Listed entries -
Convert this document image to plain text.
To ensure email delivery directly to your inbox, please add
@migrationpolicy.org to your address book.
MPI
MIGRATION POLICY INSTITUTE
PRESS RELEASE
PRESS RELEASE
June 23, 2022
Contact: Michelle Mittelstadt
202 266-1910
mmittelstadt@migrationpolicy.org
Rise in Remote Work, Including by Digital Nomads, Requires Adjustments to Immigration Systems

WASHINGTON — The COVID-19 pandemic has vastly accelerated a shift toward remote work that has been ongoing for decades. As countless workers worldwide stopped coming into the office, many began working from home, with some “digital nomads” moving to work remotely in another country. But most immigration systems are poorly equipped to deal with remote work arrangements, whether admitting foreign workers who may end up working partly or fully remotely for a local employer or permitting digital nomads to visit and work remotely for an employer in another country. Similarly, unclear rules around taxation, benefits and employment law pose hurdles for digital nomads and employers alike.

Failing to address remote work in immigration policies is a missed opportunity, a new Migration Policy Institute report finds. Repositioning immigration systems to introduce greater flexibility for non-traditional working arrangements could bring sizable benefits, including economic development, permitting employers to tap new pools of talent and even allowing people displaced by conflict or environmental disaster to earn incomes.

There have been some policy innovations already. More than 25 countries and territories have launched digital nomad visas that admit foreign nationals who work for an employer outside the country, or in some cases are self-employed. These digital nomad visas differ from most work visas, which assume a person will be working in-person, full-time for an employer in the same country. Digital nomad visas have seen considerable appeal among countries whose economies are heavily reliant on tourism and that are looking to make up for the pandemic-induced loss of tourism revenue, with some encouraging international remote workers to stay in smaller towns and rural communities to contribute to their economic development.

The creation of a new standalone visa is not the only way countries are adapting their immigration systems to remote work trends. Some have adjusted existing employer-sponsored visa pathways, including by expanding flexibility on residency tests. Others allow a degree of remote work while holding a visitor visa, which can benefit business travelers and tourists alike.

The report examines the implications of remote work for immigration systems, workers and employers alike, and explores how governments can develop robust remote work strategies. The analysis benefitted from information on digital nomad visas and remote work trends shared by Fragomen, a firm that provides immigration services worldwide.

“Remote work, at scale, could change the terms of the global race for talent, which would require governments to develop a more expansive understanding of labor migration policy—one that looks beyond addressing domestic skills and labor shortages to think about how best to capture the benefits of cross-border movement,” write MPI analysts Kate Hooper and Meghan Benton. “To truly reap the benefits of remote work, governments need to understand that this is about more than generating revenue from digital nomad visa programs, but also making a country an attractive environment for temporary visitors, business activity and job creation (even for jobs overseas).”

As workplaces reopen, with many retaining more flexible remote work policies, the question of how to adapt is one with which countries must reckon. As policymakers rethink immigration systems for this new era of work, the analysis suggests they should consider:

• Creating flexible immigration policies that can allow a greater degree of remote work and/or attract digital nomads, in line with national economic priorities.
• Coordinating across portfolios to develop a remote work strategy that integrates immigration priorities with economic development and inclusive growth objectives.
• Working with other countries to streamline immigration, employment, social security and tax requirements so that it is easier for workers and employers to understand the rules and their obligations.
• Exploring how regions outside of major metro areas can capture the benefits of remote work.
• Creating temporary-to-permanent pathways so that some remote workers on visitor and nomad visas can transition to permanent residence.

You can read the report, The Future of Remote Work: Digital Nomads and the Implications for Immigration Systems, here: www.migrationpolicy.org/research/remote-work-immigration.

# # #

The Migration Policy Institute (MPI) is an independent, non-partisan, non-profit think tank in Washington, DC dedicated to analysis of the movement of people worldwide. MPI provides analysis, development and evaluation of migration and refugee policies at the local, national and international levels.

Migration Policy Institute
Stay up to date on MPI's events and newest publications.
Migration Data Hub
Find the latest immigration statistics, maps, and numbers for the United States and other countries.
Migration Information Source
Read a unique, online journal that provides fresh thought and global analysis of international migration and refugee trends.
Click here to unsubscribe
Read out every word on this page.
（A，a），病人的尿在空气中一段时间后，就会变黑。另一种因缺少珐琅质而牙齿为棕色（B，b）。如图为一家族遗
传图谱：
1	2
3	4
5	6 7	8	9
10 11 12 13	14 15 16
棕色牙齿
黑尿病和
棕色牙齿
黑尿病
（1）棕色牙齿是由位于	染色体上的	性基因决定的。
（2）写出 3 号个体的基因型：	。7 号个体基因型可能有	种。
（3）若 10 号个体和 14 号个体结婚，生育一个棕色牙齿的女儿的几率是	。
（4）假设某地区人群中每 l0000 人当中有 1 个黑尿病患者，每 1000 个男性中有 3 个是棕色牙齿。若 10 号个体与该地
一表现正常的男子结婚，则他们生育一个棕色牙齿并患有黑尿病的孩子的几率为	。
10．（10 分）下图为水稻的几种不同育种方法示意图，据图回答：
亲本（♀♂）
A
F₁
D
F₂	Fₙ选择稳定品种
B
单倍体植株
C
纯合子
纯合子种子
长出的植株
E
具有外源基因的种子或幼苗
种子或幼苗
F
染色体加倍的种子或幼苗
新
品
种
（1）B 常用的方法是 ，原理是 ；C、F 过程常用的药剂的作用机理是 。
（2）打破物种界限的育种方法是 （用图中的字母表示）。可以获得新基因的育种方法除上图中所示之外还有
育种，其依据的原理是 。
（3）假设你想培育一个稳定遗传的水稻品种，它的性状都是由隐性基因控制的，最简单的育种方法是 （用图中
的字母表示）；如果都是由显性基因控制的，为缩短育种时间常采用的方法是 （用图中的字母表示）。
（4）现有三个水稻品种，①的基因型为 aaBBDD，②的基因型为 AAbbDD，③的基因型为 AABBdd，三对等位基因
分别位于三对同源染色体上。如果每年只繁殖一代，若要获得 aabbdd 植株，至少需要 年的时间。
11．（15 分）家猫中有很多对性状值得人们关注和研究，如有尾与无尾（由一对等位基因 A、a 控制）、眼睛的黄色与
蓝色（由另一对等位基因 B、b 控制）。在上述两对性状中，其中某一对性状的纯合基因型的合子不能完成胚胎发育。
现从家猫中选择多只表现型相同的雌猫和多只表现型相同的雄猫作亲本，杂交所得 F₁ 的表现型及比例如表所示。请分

Your objective - Your task is to write out the lines from the one with "Read out every word on this page." through the end of the records, exactly and with nothing added.

The response -
Read out every word on this page.
（A，a），病人的尿在空气中一段时间后，就会变黑。另一种因缺少珐琅质而牙齿为棕色（B，b）。如图为一家族遗
传图谱：
1	2
3	4
5	6 7	8	9
10 11 12 13	14 15 16
棕色牙齿
黑尿病和
棕色牙齿
黑尿病
（1）棕色牙齿是由位于	染色体上的	性基因决定的。
（2）写出 3 号个体的基因型：	。7 号个体基因型可能有	种。
（3）若 10 号个体和 14 号个体结婚，生育一个棕色牙齿的女儿的几率是	。
（4）假设某地区人群中每 l0000 人当中有 1 个黑尿病患者，每 1000 个男性中有 3 个是棕色牙齿。若 10 号个体与该地
一表现正常的男子结婚，则他们生育一个棕色牙齿并患有黑尿病的孩子的几率为	。
10．（10 分）下图为水稻的几种不同育种方法示意图，据图回答：
亲本（♀♂）
A
F₁
D
F₂	Fₙ选择稳定品种
B
单倍体植株
C
纯合子
纯合子种子
长出的植株
E
具有外源基因的种子或幼苗
种子或幼苗
F
染色体加倍的种子或幼苗
新
品
种
（1）B 常用的方法是 ，原理是 ；C、F 过程常用的药剂的作用机理是 。
（2）打破物种界限的育种方法是 （用图中的字母表示）。可以获得新基因的育种方法除上图中所示之外还有
育种，其依据的原理是 。
（3）假设你想培育一个稳定遗传的水稻品种，它的性状都是由隐性基因控制的，最简单的育种方法是 （用图中
的字母表示）；如果都是由显性基因控制的，为缩短育种时间常采用的方法是 （用图中的字母表示）。
（4）现有三个水稻品种，①的基因型为 aaBBDD，②的基因型为 AAbbDD，③的基因型为 AABBdd，三对等位基因
分别位于三对同源染色体上。如果每年只繁殖一代，若要获得 aabbdd 植株，至少需要 年的时间。
11．（15 分）家猫中有很多对性状值得人们关注和研究，如有尾与无尾（由一对等位基因 A、a 控制）、眼睛的黄色与
蓝色（由另一对等位基因 B、b 控制）。在上述两对性状中，其中某一对性状的纯合基因型的合子不能完成胚胎发育。
现从家猫中选择多只表现型相同的雌猫和多只表现型相同的雄猫作亲本，杂交所得 F₁ 的表现型及比例如表所示。请分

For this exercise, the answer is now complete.